Copy all records verbatim.

# Dataset content start

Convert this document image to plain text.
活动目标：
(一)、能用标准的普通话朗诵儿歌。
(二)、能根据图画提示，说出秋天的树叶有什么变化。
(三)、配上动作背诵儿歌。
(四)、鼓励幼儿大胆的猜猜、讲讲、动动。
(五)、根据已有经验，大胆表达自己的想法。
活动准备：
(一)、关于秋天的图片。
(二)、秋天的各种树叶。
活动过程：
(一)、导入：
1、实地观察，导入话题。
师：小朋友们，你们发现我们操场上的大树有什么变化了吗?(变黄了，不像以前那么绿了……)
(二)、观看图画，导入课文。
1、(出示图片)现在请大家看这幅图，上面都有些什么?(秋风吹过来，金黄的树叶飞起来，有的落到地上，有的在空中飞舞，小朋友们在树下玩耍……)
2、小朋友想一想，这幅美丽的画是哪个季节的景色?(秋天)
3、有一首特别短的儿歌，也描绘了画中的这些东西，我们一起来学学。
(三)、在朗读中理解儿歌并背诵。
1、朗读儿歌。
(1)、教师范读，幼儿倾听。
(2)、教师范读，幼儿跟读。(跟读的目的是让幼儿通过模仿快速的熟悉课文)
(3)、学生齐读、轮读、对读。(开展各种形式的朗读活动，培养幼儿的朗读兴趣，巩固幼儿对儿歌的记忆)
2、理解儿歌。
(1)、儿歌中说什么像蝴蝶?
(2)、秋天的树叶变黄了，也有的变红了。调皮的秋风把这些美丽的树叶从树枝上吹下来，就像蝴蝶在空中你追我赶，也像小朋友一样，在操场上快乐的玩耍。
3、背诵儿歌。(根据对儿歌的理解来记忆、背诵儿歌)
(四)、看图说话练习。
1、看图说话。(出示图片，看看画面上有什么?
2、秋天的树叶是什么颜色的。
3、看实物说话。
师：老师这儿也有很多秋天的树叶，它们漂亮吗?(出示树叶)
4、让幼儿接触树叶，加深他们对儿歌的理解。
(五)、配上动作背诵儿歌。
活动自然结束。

# Dataset content end

● **Answer to this task**
Convert this document image to plain text.
活动目标：
(一)、能用标准的普通话朗诵儿歌。
(二)、能根据图画提示，说出秋天的树叶有什么变化。
(三)、配上动作背诵儿歌。
(四)、鼓励幼儿大胆的猜猜、讲讲、动动。
(五)、根据已有经验，大胆表达自己的想法。
活动准备：
(一)、关于秋天的图片。
(二)、秋天的各种树叶。
活动过程：
(一)、导入：
1、实地观察，导入话题。
师：小朋友们，你们发现我们操场上的大树有什么变化了吗?(变黄了，不像以前那么绿了……)
(二)、观看图画，导入课文。
1、(出示图片)现在请大家看这幅图，上面都有些什么?(秋风吹过来，金黄的树叶飞起来，有的落到地上，有的在空中飞舞，小朋友们在树下玩耍……)
2、小朋友想一想，这幅美丽的画是哪个季节的景色?(秋天)
3、有一首特别短的儿歌，也描绘了画中的这些东西，我们一起来学学。
(三)、在朗读中理解儿歌并背诵。
1、朗读儿歌。
(1)、教师范读，幼儿倾听。
(2)、教师范读，幼儿跟读。(跟读的目的是让幼儿通过模仿快速的熟悉课文)
(3)、学生齐读、轮读、对读。(开展各种形式的朗读活动，培养幼儿的朗读兴趣，巩固幼儿对儿歌的记忆)
2、理解儿歌。
(1)、儿歌中说什么像蝴蝶?
(2)、秋天的树叶变黄了，也有的变红了。调皮的秋风把这些美丽的树叶从树枝上吹下来，就像蝴蝶在空中你追我赶，也像小朋友一样，在操场上快乐的玩耍。
3、背诵儿歌。(根据对儿歌的理解来记忆、背诵儿歌)
(四)、看图说话练习。
1、看图说话。(出示图片，看看画面上有什么?
2、秋天的树叶是什么颜色的。
3、看实物说话。
师：老师这儿也有很多秋天的树叶，它们漂亮吗?(出示树叶)
4、让幼儿接触树叶，加深他们对儿歌的理解。
(五)、配上动作背诵儿歌。
活动自然结束。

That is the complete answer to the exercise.